▼
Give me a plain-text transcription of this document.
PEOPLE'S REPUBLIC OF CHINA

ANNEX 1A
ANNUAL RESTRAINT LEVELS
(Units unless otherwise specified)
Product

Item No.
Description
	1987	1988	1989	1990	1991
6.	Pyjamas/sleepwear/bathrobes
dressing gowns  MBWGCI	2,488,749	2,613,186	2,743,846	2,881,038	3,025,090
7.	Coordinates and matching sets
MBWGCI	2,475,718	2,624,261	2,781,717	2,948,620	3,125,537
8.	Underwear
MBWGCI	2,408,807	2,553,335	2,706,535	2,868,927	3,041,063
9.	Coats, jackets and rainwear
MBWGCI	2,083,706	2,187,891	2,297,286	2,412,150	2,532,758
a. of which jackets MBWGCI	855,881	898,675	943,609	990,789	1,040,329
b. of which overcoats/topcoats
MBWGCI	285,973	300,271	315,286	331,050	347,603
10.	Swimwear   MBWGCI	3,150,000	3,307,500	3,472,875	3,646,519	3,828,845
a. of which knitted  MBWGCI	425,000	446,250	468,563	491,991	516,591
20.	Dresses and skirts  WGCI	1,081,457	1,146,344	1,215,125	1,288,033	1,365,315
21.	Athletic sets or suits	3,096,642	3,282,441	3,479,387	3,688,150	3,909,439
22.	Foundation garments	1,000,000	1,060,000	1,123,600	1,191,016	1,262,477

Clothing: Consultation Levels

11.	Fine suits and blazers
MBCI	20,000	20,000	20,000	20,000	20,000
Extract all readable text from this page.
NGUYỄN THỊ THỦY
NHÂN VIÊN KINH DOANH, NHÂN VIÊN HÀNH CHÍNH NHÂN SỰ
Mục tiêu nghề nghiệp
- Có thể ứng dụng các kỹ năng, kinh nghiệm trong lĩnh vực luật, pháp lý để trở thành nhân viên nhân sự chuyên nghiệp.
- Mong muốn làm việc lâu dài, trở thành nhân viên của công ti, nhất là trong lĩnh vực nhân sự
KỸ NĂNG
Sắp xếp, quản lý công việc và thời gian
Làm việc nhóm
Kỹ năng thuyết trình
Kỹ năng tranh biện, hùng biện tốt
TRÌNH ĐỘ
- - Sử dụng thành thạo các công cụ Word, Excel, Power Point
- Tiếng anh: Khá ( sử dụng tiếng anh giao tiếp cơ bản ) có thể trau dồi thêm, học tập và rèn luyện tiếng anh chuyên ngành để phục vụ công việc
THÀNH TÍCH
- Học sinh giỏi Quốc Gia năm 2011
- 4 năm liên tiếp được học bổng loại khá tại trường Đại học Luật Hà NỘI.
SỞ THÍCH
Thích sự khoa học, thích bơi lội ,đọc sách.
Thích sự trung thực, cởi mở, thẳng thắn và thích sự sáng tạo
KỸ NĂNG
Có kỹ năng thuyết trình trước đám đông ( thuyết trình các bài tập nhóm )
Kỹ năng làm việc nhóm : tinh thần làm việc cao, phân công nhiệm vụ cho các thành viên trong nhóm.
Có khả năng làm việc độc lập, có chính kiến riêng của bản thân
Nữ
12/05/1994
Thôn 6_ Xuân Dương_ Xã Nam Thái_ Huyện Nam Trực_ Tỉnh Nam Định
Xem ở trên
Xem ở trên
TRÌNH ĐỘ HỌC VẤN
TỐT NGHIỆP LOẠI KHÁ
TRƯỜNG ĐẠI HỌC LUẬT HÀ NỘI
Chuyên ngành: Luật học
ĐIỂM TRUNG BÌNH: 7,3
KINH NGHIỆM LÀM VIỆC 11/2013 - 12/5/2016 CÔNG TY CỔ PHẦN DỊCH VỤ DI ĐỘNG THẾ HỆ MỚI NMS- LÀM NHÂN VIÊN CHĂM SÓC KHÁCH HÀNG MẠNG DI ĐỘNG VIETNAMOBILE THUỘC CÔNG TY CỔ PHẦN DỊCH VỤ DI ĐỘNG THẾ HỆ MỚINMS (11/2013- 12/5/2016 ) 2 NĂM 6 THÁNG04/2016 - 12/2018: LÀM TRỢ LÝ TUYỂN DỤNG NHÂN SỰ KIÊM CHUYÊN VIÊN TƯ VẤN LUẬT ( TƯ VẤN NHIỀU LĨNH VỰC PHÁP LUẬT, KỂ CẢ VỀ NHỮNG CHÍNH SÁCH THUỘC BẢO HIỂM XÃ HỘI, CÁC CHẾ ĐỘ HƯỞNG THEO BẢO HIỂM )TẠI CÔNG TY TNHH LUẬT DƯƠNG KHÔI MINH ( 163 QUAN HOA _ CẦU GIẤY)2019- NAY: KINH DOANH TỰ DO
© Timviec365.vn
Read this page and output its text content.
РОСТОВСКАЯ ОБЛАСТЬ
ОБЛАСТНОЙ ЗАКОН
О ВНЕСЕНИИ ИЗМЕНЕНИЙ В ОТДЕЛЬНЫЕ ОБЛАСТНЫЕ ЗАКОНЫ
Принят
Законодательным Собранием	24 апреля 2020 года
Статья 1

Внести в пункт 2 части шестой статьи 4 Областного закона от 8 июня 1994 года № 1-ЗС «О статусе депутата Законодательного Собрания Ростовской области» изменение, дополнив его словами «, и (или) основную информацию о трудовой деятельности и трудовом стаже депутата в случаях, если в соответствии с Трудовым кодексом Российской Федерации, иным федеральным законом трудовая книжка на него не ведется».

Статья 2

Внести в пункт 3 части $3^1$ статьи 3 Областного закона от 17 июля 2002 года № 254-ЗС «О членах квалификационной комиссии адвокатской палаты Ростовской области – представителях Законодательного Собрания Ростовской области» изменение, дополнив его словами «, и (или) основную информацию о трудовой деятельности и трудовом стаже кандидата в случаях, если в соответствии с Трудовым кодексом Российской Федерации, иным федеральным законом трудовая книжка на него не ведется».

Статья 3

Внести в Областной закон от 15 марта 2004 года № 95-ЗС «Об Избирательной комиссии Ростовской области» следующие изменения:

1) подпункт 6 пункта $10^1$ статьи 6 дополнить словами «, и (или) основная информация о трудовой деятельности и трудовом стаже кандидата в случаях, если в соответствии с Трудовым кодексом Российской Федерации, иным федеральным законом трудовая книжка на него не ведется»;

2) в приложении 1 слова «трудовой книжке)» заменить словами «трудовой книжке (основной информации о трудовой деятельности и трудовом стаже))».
▲
Extract every record. Keep wording exact.

FULL SOLUTION:
Give me a plain-text transcription of this document.
PEOPLE'S REPUBLIC OF CHINA

ANNEX 1A
ANNUAL RESTRAINT LEVELS
(Units unless otherwise specified)
Product

Item No.
Description
	1987	1988	1989	1990	1991
6.	Pyjamas/sleepwear/bathrobes
dressing gowns  MBWGCI	2,488,749	2,613,186	2,743,846	2,881,038	3,025,090
7.	Coordinates and matching sets
MBWGCI	2,475,718	2,624,261	2,781,717	2,948,620	3,125,537
8.	Underwear
MBWGCI	2,408,807	2,553,335	2,706,535	2,868,927	3,041,063
9.	Coats, jackets and rainwear
MBWGCI	2,083,706	2,187,891	2,297,286	2,412,150	2,532,758
a. of which jackets MBWGCI	855,881	898,675	943,609	990,789	1,040,329
b. of which overcoats/topcoats
MBWGCI	285,973	300,271	315,286	331,050	347,603
10.	Swimwear   MBWGCI	3,150,000	3,307,500	3,472,875	3,646,519	3,828,845
a. of which knitted  MBWGCI	425,000	446,250	468,563	491,991	516,591
20.	Dresses and skirts  WGCI	1,081,457	1,146,344	1,215,125	1,288,033	1,365,315
21.	Athletic sets or suits	3,096,642	3,282,441	3,479,387	3,688,150	3,909,439
22.	Foundation garments	1,000,000	1,060,000	1,123,600	1,191,016	1,262,477

Clothing: Consultation Levels

11.	Fine suits and blazers
MBCI	20,000	20,000	20,000	20,000	20,000
Extract all readable text from this page.
NGUYỄN THỊ THỦY
NHÂN VIÊN KINH DOANH, NHÂN VIÊN HÀNH CHÍNH NHÂN SỰ
Mục tiêu nghề nghiệp
- Có thể ứng dụng các kỹ năng, kinh nghiệm trong lĩnh vực luật, pháp lý để trở thành nhân viên nhân sự chuyên nghiệp.
- Mong muốn làm việc lâu dài, trở thành nhân viên của công ti, nhất là trong lĩnh vực nhân sự
KỸ NĂNG
Sắp xếp, quản lý công việc và thời gian
Làm việc nhóm
Kỹ năng thuyết trình
Kỹ năng tranh biện, hùng biện tốt
TRÌNH ĐỘ
- - Sử dụng thành thạo các công cụ Word, Excel, Power Point
- Tiếng anh: Khá ( sử dụng tiếng anh giao tiếp cơ bản ) có thể trau dồi thêm, học tập và rèn luyện tiếng anh chuyên ngành để phục vụ công việc
THÀNH TÍCH
- Học sinh giỏi Quốc Gia năm 2011
- 4 năm liên tiếp được học bổng loại khá tại trường Đại học Luật Hà NỘI.
SỞ THÍCH
Thích sự khoa học, thích bơi lội ,đọc sách.
Thích sự trung thực, cởi mở, thẳng thắn và thích sự sáng tạo
KỸ NĂNG
Có kỹ năng thuyết trình trước đám đông ( thuyết trình các bài tập nhóm )
Kỹ năng làm việc nhóm : tinh thần làm việc cao, phân công nhiệm vụ cho các thành viên trong nhóm.
Có khả năng làm việc độc lập, có chính kiến riêng của bản thân
Nữ
12/05/1994
Thôn 6_ Xuân Dương_ Xã Nam Thái_ Huyện Nam Trực_ Tỉnh Nam Định
Xem ở trên
Xem ở trên
TRÌNH ĐỘ HỌC VẤN
TỐT NGHIỆP LOẠI KHÁ
TRƯỜNG ĐẠI HỌC LUẬT HÀ NỘI
Chuyên ngành: Luật học
ĐIỂM TRUNG BÌNH: 7,3
KINH NGHIỆM LÀM VIỆC 11/2013 - 12/5/2016 CÔNG TY CỔ PHẦN DỊCH VỤ DI ĐỘNG THẾ HỆ MỚI NMS- LÀM NHÂN VIÊN CHĂM SÓC KHÁCH HÀNG MẠNG DI ĐỘNG VIETNAMOBILE THUỘC CÔNG TY CỔ PHẦN DỊCH VỤ DI ĐỘNG THẾ HỆ MỚINMS (11/2013- 12/5/2016 ) 2 NĂM 6 THÁNG04/2016 - 12/2018: LÀM TRỢ LÝ TUYỂN DỤNG NHÂN SỰ KIÊM CHUYÊN VIÊN TƯ VẤN LUẬT ( TƯ VẤN NHIỀU LĨNH VỰC PHÁP LUẬT, KỂ CẢ VỀ NHỮNG CHÍNH SÁCH THUỘC BẢO HIỂM XÃ HỘI, CÁC CHẾ ĐỘ HƯỞNG THEO BẢO HIỂM )TẠI CÔNG TY TNHH LUẬT DƯƠNG KHÔI MINH ( 163 QUAN HOA _ CẦU GIẤY)2019- NAY: KINH DOANH TỰ DO
© Timviec365.vn
Read this page and output its text content.
РОСТОВСКАЯ ОБЛАСТЬ
ОБЛАСТНОЙ ЗАКОН
О ВНЕСЕНИИ ИЗМЕНЕНИЙ В ОТДЕЛЬНЫЕ ОБЛАСТНЫЕ ЗАКОНЫ
Принят
Законодательным Собранием	24 апреля 2020 года
Статья 1

Внести в пункт 2 части шестой статьи 4 Областного закона от 8 июня 1994 года № 1-ЗС «О статусе депутата Законодательного Собрания Ростовской области» изменение, дополнив его словами «, и (или) основную информацию о трудовой деятельности и трудовом стаже депутата в случаях, если в соответствии с Трудовым кодексом Российской Федерации, иным федеральным законом трудовая книжка на него не ведется».

Статья 2

Внести в пункт 3 части $3^1$ статьи 3 Областного закона от 17 июля 2002 года № 254-ЗС «О членах квалификационной комиссии адвокатской палаты Ростовской области – представителях Законодательного Собрания Ростовской области» изменение, дополнив его словами «, и (или) основную информацию о трудовой деятельности и трудовом стаже кандидата в случаях, если в соответствии с Трудовым кодексом Российской Федерации, иным федеральным законом трудовая книжка на него не ведется».

Статья 3

Внести в Областной закон от 15 марта 2004 года № 95-ЗС «Об Избирательной комиссии Ростовской области» следующие изменения:

1) подпункт 6 пункта $10^1$ статьи 6 дополнить словами «, и (или) основная информация о трудовой деятельности и трудовом стаже кандидата в случаях, если в соответствии с Трудовым кодексом Российской Федерации, иным федеральным законом трудовая книжка на него не ведется»;

2) в приложении 1 слова «трудовой книжке)» заменить словами «трудовой книжке (основной информации о трудовой деятельности и трудовом стаже))».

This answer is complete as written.